**Data provided:**
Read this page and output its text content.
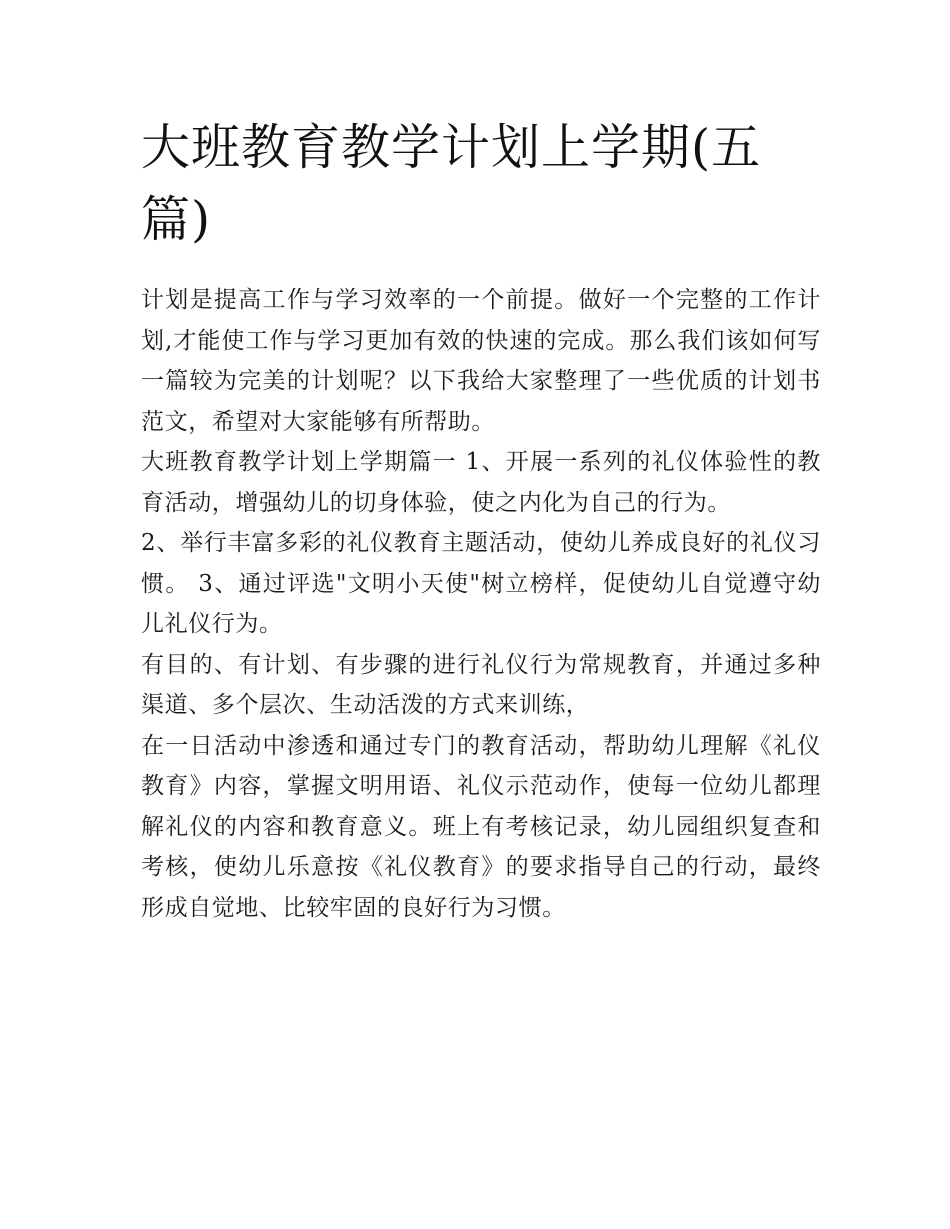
大班教育教学计划上学期(五篇)

计划是提高工作与学习效率的一个前提。做好一个完整的工作计划,才能使工作与学习更加有效的快速的完成。那么我们该如何写一篇较为完美的计划呢？以下我给大家整理了一些优质的计划书范文，希望对大家能够有所帮助。

大班教育教学计划上学期篇一 1、开展一系列的礼仪体验性的教育活动，增强幼儿的切身体验，使之内化为自己的行为。

2、举行丰富多彩的礼仪教育主题活动，使幼儿养成良好的礼仪习惯。 3、通过评选"文明小天使"树立榜样，促使幼儿自觉遵守幼儿礼仪行为。

有目的、有计划、有步骤的进行礼仪行为常规教育，并通过多种渠道、多个层次、生动活泼的方式来训练，

在一日活动中渗透和通过专门的教育活动，帮助幼儿理解《礼仪教育》内容，掌握文明用语、礼仪示范动作，使每一位幼儿都理解礼仪的内容和教育意义。班上有考核记录，幼儿园组织复查和考核，使幼儿乐意按《礼仪教育》的要求指导自己的行动，最终形成自觉地、比较牢固的良好行为习惯。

**Your goal:**
Give every record again exactly, apart from the pictures, which stay out.

**Exercise solution:**
Read this page and output its text content.
大班教育教学计划上学期(五篇)

计划是提高工作与学习效率的一个前提。做好一个完整的工作计划,才能使工作与学习更加有效的快速的完成。那么我们该如何写一篇较为完美的计划呢？以下我给大家整理了一些优质的计划书范文，希望对大家能够有所帮助。

大班教育教学计划上学期篇一 1、开展一系列的礼仪体验性的教育活动，增强幼儿的切身体验，使之内化为自己的行为。

2、举行丰富多彩的礼仪教育主题活动，使幼儿养成良好的礼仪习惯。 3、通过评选"文明小天使"树立榜样，促使幼儿自觉遵守幼儿礼仪行为。

有目的、有计划、有步骤的进行礼仪行为常规教育，并通过多种渠道、多个层次、生动活泼的方式来训练，

在一日活动中渗透和通过专门的教育活动，帮助幼儿理解《礼仪教育》内容，掌握文明用语、礼仪示范动作，使每一位幼儿都理解礼仪的内容和教育意义。班上有考核记录，幼儿园组织复查和考核，使幼儿乐意按《礼仪教育》的要求指导自己的行动，最终形成自觉地、比较牢固的良好行为习惯。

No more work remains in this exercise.